_Aim of the task:_ Take each line containing "JSON" and report it exactly as written.

_Material for this task:_
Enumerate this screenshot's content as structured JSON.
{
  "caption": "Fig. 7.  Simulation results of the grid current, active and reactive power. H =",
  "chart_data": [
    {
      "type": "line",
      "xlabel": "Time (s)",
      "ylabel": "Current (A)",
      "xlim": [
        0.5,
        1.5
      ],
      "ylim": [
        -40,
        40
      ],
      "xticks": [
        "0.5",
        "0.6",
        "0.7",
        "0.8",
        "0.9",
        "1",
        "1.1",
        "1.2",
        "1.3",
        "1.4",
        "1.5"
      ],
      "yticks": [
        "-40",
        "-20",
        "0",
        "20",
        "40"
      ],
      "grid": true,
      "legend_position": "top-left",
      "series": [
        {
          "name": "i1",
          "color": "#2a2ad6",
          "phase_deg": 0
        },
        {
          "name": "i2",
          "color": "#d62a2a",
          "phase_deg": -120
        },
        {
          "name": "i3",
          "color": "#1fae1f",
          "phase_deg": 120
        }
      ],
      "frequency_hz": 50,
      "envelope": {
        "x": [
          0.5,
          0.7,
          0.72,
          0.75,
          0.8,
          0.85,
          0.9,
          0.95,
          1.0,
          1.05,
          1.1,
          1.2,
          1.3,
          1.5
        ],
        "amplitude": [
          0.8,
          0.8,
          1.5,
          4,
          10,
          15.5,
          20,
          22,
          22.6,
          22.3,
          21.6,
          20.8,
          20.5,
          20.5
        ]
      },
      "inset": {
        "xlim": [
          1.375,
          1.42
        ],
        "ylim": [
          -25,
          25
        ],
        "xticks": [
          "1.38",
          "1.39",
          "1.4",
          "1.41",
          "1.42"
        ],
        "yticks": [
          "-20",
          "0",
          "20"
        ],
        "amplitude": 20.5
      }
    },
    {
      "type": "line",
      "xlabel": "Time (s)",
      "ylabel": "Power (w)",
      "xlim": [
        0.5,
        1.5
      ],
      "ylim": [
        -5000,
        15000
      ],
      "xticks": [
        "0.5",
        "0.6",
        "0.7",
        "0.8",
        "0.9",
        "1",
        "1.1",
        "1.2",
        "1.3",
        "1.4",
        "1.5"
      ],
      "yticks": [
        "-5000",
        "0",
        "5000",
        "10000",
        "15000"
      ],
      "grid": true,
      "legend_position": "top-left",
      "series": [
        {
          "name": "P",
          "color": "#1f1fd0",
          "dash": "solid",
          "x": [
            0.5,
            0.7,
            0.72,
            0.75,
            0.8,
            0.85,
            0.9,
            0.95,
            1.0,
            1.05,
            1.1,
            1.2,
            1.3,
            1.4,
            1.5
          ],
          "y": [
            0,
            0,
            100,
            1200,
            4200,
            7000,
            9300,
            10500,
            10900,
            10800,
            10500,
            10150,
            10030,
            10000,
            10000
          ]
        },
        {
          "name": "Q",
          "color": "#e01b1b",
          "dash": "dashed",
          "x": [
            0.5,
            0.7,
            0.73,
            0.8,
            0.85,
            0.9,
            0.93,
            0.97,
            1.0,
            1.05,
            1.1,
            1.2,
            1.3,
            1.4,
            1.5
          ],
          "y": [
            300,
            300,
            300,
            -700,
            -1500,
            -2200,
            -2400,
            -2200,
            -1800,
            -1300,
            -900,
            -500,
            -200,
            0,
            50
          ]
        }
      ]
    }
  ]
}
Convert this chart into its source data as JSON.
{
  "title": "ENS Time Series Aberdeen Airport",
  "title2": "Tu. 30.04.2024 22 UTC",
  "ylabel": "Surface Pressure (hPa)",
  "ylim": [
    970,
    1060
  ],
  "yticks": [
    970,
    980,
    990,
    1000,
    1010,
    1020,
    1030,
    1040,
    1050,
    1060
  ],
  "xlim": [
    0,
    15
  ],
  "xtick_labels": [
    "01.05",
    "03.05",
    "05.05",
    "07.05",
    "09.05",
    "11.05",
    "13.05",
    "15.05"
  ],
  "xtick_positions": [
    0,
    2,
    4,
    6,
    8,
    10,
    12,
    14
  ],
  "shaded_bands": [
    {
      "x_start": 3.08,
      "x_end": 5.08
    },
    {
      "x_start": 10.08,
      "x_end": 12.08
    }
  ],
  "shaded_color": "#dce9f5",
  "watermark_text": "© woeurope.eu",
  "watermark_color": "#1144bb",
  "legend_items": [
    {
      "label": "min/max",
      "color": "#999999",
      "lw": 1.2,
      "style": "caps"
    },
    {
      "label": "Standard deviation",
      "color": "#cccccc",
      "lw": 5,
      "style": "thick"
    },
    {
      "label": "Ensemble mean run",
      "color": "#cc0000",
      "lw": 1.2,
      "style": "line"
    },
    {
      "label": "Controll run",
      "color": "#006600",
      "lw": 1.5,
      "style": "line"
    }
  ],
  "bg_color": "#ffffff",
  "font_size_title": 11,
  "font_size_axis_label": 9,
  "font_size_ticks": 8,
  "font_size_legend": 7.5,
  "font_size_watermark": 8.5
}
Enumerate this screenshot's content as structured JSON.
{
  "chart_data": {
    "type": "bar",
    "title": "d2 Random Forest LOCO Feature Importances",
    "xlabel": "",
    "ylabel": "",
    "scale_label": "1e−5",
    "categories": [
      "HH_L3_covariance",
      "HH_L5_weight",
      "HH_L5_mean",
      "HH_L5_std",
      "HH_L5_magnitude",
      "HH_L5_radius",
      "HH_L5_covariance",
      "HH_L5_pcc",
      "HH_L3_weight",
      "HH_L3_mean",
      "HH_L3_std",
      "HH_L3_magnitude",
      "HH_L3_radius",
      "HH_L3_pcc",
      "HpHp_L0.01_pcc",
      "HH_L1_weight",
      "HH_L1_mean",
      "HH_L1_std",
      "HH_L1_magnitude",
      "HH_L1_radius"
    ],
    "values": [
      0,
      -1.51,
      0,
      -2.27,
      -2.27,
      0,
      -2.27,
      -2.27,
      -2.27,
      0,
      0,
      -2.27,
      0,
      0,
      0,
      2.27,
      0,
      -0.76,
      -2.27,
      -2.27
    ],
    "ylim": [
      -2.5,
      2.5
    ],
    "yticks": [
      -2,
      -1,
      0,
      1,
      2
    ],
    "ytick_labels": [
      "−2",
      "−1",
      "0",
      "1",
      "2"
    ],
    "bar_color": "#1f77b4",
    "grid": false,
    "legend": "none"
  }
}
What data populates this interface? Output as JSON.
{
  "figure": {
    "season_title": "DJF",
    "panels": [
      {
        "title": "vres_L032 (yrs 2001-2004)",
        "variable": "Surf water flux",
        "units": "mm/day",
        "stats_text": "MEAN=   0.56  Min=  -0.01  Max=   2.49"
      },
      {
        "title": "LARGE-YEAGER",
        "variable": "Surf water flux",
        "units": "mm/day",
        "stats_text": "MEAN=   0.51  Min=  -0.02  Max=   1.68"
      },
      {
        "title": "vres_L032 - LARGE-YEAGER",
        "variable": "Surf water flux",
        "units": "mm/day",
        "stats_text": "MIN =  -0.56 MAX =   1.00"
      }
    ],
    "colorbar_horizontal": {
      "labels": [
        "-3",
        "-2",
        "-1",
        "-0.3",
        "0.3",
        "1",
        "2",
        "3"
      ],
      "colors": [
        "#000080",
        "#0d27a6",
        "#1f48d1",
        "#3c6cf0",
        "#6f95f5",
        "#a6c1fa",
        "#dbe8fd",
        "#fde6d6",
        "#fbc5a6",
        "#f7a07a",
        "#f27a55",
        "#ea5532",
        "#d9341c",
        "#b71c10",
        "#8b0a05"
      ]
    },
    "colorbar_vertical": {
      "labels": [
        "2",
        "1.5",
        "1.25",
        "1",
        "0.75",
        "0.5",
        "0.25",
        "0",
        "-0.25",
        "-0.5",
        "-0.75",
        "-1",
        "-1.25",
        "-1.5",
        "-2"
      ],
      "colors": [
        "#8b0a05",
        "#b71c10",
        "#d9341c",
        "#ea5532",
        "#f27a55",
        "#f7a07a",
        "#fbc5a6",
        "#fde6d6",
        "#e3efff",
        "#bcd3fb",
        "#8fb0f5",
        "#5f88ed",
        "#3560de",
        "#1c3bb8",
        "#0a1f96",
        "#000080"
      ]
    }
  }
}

_Output of the exercise:_
Enumerate this screenshot's content as structured JSON.
Convert this chart into its source data as JSON.
Enumerate this screenshot's content as structured JSON.
What data populates this interface? Output as JSON.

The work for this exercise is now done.